## Dataset rows:
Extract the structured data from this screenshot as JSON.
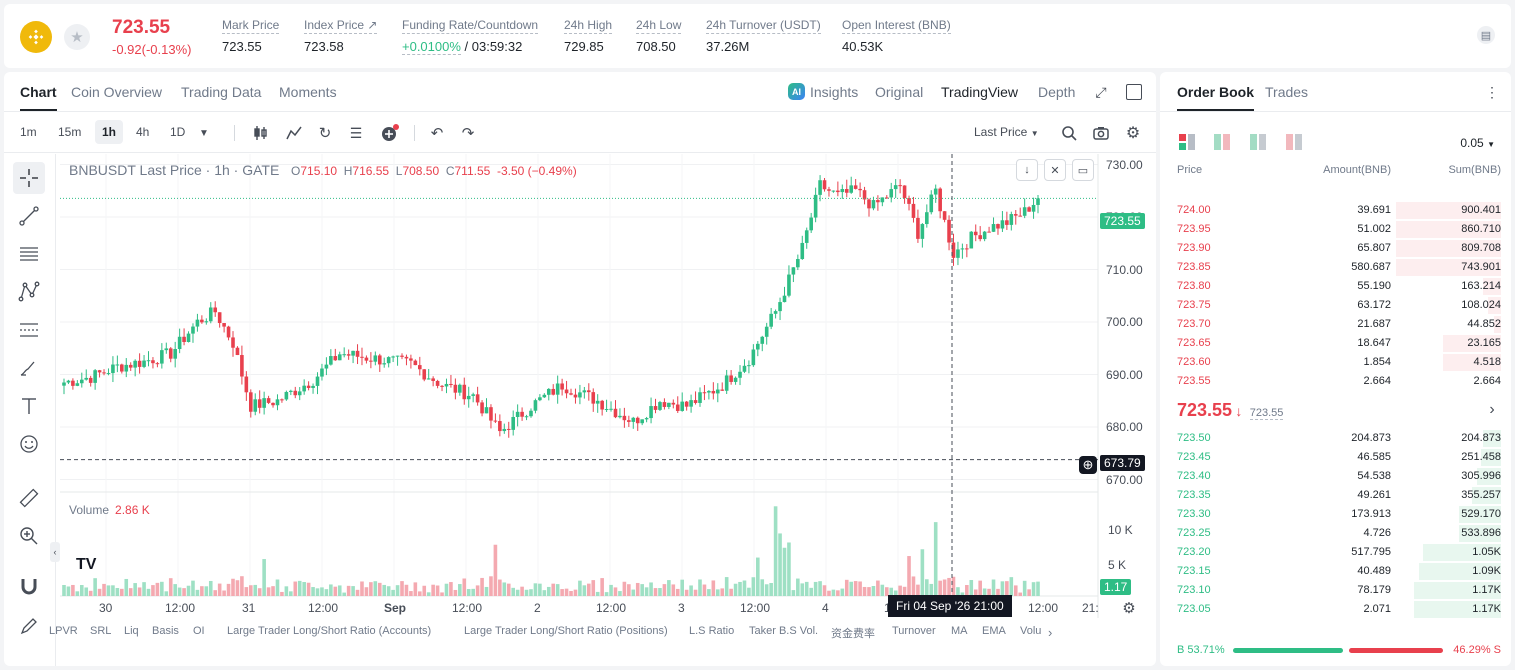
{
  "ticker": {
    "last_price": "723.55",
    "change": "-0.92(-0.13%)",
    "stats": [
      {
        "label": "Mark Price",
        "value": "723.55"
      },
      {
        "label": "Index Price ↗",
        "value": "723.58"
      },
      {
        "label": "Funding Rate/Countdown",
        "value_green": "+0.0100%",
        "value": " / 03:59:32"
      },
      {
        "label": "24h High",
        "value": "729.85"
      },
      {
        "label": "24h Low",
        "value": "708.50"
      },
      {
        "label": "24h Turnover (USDT)",
        "value": "37.26M"
      },
      {
        "label": "Open Interest (BNB)",
        "value": "40.53K"
      }
    ]
  },
  "chart_tabs": [
    "Chart",
    "Coin Overview",
    "Trading Data",
    "Moments"
  ],
  "view_options": {
    "insights": "Insights",
    "original": "Original",
    "tradingview": "TradingView",
    "depth": "Depth"
  },
  "intervals": [
    "1m",
    "15m",
    "1h",
    "4h",
    "1D"
  ],
  "price_source": "Last Price",
  "legend": {
    "symbol": "BNBUSDT Last Price · 1h · GATE",
    "o_key": "O",
    "o": "715.10",
    "h_key": "H",
    "h": "716.55",
    "l_key": "L",
    "l": "708.50",
    "c_key": "C",
    "c": "711.55",
    "chg": "-3.50 (−0.49%)"
  },
  "volume_legend": {
    "label": "Volume",
    "value": "2.86 K"
  },
  "tags": {
    "last": "723.55",
    "cross": "673.79",
    "vol": "1.17"
  },
  "crosshair_time": "Fri 04 Sep '26   21:00",
  "tv_logo": "TV",
  "indicators": [
    "LPVR",
    "SRL",
    "Liq",
    "Basis",
    "OI",
    "Large Trader Long/Short Ratio (Accounts)",
    "Large Trader Long/Short Ratio (Positions)",
    "L.S Ratio",
    "Taker B.S Vol.",
    "资金费率",
    "Turnover",
    "MA",
    "EMA",
    "Volu"
  ],
  "chart_data": {
    "type": "candlestick",
    "title": "BNBUSDT Last Price · 1h · GATE",
    "y_ticks": [
      "730.00",
      "720.00",
      "710.00",
      "700.00",
      "690.00",
      "680.00",
      "670.00"
    ],
    "ylim": [
      668,
      732
    ],
    "vol_ticks": [
      "10 K",
      "5 K"
    ],
    "x_ticks": [
      "30",
      "12:00",
      "31",
      "12:00",
      "Sep",
      "12:00",
      "2",
      "12:00",
      "3",
      "12:00",
      "4",
      "12:00",
      "12:00",
      "21:"
    ],
    "close_anchors": [
      [
        0,
        688.5
      ],
      [
        6,
        689.5
      ],
      [
        12,
        691.5
      ],
      [
        18,
        692.5
      ],
      [
        24,
        694
      ],
      [
        30,
        700
      ],
      [
        34,
        702
      ],
      [
        38,
        696
      ],
      [
        42,
        684
      ],
      [
        48,
        685
      ],
      [
        56,
        689
      ],
      [
        62,
        694
      ],
      [
        70,
        693
      ],
      [
        78,
        692
      ],
      [
        85,
        688
      ],
      [
        92,
        686
      ],
      [
        98,
        679
      ],
      [
        105,
        684
      ],
      [
        112,
        688
      ],
      [
        120,
        685
      ],
      [
        128,
        681
      ],
      [
        134,
        685
      ],
      [
        140,
        684
      ],
      [
        148,
        688
      ],
      [
        154,
        693
      ],
      [
        160,
        702
      ],
      [
        166,
        714
      ],
      [
        170,
        726
      ],
      [
        174,
        724
      ],
      [
        178,
        725
      ],
      [
        182,
        722
      ],
      [
        188,
        726
      ],
      [
        192,
        717
      ],
      [
        196,
        725
      ],
      [
        200,
        713
      ],
      [
        204,
        716
      ],
      [
        208,
        718
      ],
      [
        212,
        719
      ],
      [
        216,
        721
      ],
      [
        219,
        723.55
      ]
    ],
    "volume_events": [
      [
        45,
        4.9
      ],
      [
        97,
        6.8
      ],
      [
        156,
        5.1
      ],
      [
        160,
        11.9
      ],
      [
        161,
        8.3
      ],
      [
        162,
        6.4
      ],
      [
        163,
        7.1
      ],
      [
        190,
        5.3
      ],
      [
        196,
        9.8
      ],
      [
        193,
        6.2
      ]
    ],
    "last_price": 723.55,
    "crosshair_price": 673.79
  },
  "order_book": {
    "tabs": [
      "Order Book",
      "Trades"
    ],
    "precision": "0.05",
    "headers": {
      "price": "Price",
      "amount": "Amount(BNB)",
      "sum": "Sum(BNB)"
    },
    "asks": [
      {
        "price": "724.00",
        "amount": "39.691",
        "sum": "900.401",
        "depth": 0.99
      },
      {
        "price": "723.95",
        "amount": "51.002",
        "sum": "860.710",
        "depth": 0.99
      },
      {
        "price": "723.90",
        "amount": "65.807",
        "sum": "809.708",
        "depth": 0.99
      },
      {
        "price": "723.85",
        "amount": "580.687",
        "sum": "743.901",
        "depth": 0.99
      },
      {
        "price": "723.80",
        "amount": "55.190",
        "sum": "163.214",
        "depth": 0.17
      },
      {
        "price": "723.75",
        "amount": "63.172",
        "sum": "108.024",
        "depth": 0.12
      },
      {
        "price": "723.70",
        "amount": "21.687",
        "sum": "44.852",
        "depth": 0.07
      },
      {
        "price": "723.65",
        "amount": "18.647",
        "sum": "23.165",
        "depth": 0.55
      },
      {
        "price": "723.60",
        "amount": "1.854",
        "sum": "4.518",
        "depth": 0.55
      },
      {
        "price": "723.55",
        "amount": "2.664",
        "sum": "2.664",
        "depth": 0.0
      }
    ],
    "mid_price": "723.55",
    "mid_mark": "723.55",
    "bids": [
      {
        "price": "723.50",
        "amount": "204.873",
        "sum": "204.873",
        "depth": 0.17
      },
      {
        "price": "723.45",
        "amount": "46.585",
        "sum": "251.458",
        "depth": 0.19
      },
      {
        "price": "723.40",
        "amount": "54.538",
        "sum": "305.996",
        "depth": 0.23
      },
      {
        "price": "723.35",
        "amount": "49.261",
        "sum": "355.257",
        "depth": 0.27
      },
      {
        "price": "723.30",
        "amount": "173.913",
        "sum": "529.170",
        "depth": 0.4
      },
      {
        "price": "723.25",
        "amount": "4.726",
        "sum": "533.896",
        "depth": 0.4
      },
      {
        "price": "723.20",
        "amount": "517.795",
        "sum": "1.05K",
        "depth": 0.74
      },
      {
        "price": "723.15",
        "amount": "40.489",
        "sum": "1.09K",
        "depth": 0.77
      },
      {
        "price": "723.10",
        "amount": "78.179",
        "sum": "1.17K",
        "depth": 0.82
      },
      {
        "price": "723.05",
        "amount": "2.071",
        "sum": "1.17K",
        "depth": 0.82
      }
    ],
    "buy_ratio": "B 53.71%",
    "sell_ratio": "46.29% S",
    "buy_fraction": 0.5371
  },
  "colors": {
    "up": "#2ebd85",
    "down": "#e8404d",
    "up_bg": "#e8f7ef",
    "down_bg": "#fdeeef"
  },
  "icons": [
    "bnb-logo-icon",
    "star-icon",
    "doc-icon",
    "ai-icon",
    "expand-icon",
    "fullscreen-icon",
    "candles-icon",
    "indicators-icon",
    "replay-icon",
    "templates-icon",
    "alert-icon",
    "undo-icon",
    "redo-icon",
    "search-icon",
    "camera-icon",
    "gear-icon",
    "more-icon"
  ]
}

## Aim:
From the data, list each line in which the string "Short" appears.

## Correct response:
    "Large Trader Long/Short Ratio (Accounts)",
    "Large Trader Long/Short Ratio (Positions)",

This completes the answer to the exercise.